*INSTRUCTIONS TO FOLLOW*
Repeat every line below exactly, word for word.

* BEGIN ENTRIES SHOWN *

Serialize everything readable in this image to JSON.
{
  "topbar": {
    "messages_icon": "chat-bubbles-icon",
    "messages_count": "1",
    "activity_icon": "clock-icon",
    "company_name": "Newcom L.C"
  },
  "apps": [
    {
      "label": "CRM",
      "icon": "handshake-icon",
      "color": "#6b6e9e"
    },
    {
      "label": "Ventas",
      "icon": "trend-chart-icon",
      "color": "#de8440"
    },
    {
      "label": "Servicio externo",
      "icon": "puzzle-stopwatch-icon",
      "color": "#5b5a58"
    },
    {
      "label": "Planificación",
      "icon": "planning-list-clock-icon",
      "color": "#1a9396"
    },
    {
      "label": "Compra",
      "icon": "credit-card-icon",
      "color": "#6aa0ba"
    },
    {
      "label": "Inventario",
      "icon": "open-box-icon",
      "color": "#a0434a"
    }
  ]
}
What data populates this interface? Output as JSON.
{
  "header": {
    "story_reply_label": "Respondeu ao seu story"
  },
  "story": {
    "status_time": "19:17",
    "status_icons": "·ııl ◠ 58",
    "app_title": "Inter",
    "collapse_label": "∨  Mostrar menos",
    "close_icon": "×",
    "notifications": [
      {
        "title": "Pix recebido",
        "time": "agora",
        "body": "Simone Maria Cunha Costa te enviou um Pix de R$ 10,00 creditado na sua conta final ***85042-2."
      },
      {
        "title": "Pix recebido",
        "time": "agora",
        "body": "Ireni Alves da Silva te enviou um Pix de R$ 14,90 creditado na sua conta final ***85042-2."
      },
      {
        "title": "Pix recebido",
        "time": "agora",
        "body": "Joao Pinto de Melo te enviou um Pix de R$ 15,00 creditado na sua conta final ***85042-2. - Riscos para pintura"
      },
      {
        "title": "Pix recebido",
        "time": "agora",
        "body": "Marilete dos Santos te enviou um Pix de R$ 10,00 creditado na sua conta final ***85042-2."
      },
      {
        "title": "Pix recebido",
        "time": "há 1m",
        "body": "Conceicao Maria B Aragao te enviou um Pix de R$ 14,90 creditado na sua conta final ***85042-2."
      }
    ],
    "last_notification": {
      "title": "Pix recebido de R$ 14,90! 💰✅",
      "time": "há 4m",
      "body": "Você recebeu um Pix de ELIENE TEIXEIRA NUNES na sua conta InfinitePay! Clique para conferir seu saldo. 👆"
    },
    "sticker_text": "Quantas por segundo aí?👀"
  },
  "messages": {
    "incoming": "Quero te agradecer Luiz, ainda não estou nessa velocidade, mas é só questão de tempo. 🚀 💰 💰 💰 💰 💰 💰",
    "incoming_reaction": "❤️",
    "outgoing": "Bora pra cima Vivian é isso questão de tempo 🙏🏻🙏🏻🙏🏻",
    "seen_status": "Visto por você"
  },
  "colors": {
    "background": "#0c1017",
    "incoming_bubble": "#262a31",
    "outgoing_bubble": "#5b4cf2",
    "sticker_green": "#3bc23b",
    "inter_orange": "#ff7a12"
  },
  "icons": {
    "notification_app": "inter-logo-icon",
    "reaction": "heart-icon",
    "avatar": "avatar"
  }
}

* END ENTRIES SHOWN *

*THE REPLY*
Serialize everything readable in this image to JSON.
{
  "topbar": {
    "messages_icon": "chat-bubbles-icon",
    "messages_count": "1",
    "activity_icon": "clock-icon",
    "company_name": "Newcom L.C"
  },
  "apps": [
    {
      "label": "CRM",
      "icon": "handshake-icon",
      "color": "#6b6e9e"
    },
    {
      "label": "Ventas",
      "icon": "trend-chart-icon",
      "color": "#de8440"
    },
    {
      "label": "Servicio externo",
      "icon": "puzzle-stopwatch-icon",
      "color": "#5b5a58"
    },
    {
      "label": "Planificación",
      "icon": "planning-list-clock-icon",
      "color": "#1a9396"
    },
    {
      "label": "Compra",
      "icon": "credit-card-icon",
      "color": "#6aa0ba"
    },
    {
      "label": "Inventario",
      "icon": "open-box-icon",
      "color": "#a0434a"
    }
  ]
}
What data populates this interface? Output as JSON.
{
  "header": {
    "story_reply_label": "Respondeu ao seu story"
  },
  "story": {
    "status_time": "19:17",
    "status_icons": "·ııl ◠ 58",
    "app_title": "Inter",
    "collapse_label": "∨  Mostrar menos",
    "close_icon": "×",
    "notifications": [
      {
        "title": "Pix recebido",
        "time": "agora",
        "body": "Simone Maria Cunha Costa te enviou um Pix de R$ 10,00 creditado na sua conta final ***85042-2."
      },
      {
        "title": "Pix recebido",
        "time": "agora",
        "body": "Ireni Alves da Silva te enviou um Pix de R$ 14,90 creditado na sua conta final ***85042-2."
      },
      {
        "title": "Pix recebido",
        "time": "agora",
        "body": "Joao Pinto de Melo te enviou um Pix de R$ 15,00 creditado na sua conta final ***85042-2. - Riscos para pintura"
      },
      {
        "title": "Pix recebido",
        "time": "agora",
        "body": "Marilete dos Santos te enviou um Pix de R$ 10,00 creditado na sua conta final ***85042-2."
      },
      {
        "title": "Pix recebido",
        "time": "há 1m",
        "body": "Conceicao Maria B Aragao te enviou um Pix de R$ 14,90 creditado na sua conta final ***85042-2."
      }
    ],
    "last_notification": {
      "title": "Pix recebido de R$ 14,90! 💰✅",
      "time": "há 4m",
      "body": "Você recebeu um Pix de ELIENE TEIXEIRA NUNES na sua conta InfinitePay! Clique para conferir seu saldo. 👆"
    },
    "sticker_text": "Quantas por segundo aí?👀"
  },
  "messages": {
    "incoming": "Quero te agradecer Luiz, ainda não estou nessa velocidade, mas é só questão de tempo. 🚀 💰 💰 💰 💰 💰 💰",
    "incoming_reaction": "❤️",
    "outgoing": "Bora pra cima Vivian é isso questão de tempo 🙏🏻🙏🏻🙏🏻",
    "seen_status": "Visto por você"
  },
  "colors": {
    "background": "#0c1017",
    "incoming_bubble": "#262a31",
    "outgoing_bubble": "#5b4cf2",
    "sticker_green": "#3bc23b",
    "inter_orange": "#ff7a12"
  },
  "icons": {
    "notification_app": "inter-logo-icon",
    "reaction": "heart-icon",
    "avatar": "avatar"
  }
}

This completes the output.